Rows from a figure dataset:
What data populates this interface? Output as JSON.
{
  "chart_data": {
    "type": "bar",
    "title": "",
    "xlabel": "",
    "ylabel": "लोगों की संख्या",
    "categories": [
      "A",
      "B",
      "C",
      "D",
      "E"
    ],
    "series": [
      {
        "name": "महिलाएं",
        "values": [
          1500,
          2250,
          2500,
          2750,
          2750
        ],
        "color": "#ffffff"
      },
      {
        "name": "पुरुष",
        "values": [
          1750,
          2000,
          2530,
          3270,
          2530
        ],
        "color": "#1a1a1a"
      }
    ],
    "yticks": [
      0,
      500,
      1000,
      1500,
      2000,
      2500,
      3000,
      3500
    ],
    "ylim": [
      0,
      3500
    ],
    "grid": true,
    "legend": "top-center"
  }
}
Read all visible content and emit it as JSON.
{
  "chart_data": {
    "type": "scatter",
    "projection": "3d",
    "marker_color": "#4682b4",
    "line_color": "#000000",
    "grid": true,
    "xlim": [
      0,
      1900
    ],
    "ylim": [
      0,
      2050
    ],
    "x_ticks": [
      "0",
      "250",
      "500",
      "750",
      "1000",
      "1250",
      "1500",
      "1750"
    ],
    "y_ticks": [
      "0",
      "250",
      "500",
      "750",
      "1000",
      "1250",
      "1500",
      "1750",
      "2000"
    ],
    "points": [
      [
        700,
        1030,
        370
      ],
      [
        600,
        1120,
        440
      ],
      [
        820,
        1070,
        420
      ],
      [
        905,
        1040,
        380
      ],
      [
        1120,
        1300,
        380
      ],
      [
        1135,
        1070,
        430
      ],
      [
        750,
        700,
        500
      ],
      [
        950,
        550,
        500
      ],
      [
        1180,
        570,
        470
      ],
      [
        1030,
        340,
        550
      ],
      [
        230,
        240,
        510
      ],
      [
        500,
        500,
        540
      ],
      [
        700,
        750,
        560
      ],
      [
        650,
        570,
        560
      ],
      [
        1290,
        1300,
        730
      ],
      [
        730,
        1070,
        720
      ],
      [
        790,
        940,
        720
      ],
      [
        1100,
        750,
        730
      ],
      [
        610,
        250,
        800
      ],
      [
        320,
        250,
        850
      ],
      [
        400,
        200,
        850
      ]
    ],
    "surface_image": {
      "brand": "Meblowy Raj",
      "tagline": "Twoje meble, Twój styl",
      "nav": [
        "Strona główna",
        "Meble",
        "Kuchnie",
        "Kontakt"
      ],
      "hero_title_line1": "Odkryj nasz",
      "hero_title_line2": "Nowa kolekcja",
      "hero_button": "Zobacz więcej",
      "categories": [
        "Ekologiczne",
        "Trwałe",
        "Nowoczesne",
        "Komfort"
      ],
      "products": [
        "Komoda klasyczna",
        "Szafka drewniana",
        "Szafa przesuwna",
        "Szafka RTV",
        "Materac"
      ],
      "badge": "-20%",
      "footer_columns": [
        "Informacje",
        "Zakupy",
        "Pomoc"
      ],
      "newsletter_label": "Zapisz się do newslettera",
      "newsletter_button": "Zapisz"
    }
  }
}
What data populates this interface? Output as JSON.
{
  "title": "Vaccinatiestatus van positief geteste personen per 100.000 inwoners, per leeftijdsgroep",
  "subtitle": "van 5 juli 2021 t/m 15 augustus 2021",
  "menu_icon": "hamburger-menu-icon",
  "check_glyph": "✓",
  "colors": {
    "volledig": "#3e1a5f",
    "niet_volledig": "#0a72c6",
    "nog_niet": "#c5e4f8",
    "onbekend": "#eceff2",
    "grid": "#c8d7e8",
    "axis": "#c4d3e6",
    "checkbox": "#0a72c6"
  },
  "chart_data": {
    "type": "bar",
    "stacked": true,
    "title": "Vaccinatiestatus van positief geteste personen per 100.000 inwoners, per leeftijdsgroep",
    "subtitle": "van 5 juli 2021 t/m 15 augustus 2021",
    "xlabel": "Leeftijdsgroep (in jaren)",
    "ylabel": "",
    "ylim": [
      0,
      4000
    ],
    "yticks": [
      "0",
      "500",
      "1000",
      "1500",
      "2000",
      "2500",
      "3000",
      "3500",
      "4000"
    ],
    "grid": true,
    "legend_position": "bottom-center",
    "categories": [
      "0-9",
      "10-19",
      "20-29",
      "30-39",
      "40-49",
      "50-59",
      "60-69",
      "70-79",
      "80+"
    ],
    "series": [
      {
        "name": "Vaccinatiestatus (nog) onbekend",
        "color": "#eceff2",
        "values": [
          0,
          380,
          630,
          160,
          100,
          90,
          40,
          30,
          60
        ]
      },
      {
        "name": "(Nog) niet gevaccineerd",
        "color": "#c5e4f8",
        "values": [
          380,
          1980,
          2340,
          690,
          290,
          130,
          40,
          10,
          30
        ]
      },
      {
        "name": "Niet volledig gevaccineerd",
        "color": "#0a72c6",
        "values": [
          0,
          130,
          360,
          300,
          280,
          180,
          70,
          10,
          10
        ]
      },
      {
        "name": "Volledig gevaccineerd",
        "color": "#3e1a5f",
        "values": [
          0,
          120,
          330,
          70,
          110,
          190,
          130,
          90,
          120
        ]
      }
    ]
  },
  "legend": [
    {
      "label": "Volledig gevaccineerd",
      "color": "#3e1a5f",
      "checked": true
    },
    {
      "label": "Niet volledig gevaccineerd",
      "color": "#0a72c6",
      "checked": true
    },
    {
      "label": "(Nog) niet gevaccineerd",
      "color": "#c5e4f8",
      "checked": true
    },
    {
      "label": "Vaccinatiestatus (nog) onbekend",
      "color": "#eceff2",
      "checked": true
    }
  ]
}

EXERCISE: From the listing above, pick out each line where the word "geteste" appears.

TASK ANSWER:
  "title": "Vaccinatiestatus van positief geteste personen per 100.000 inwoners, per leeftijdsgroep",
    "title": "Vaccinatiestatus van positief geteste personen per 100.000 inwoners, per leeftijdsgroep",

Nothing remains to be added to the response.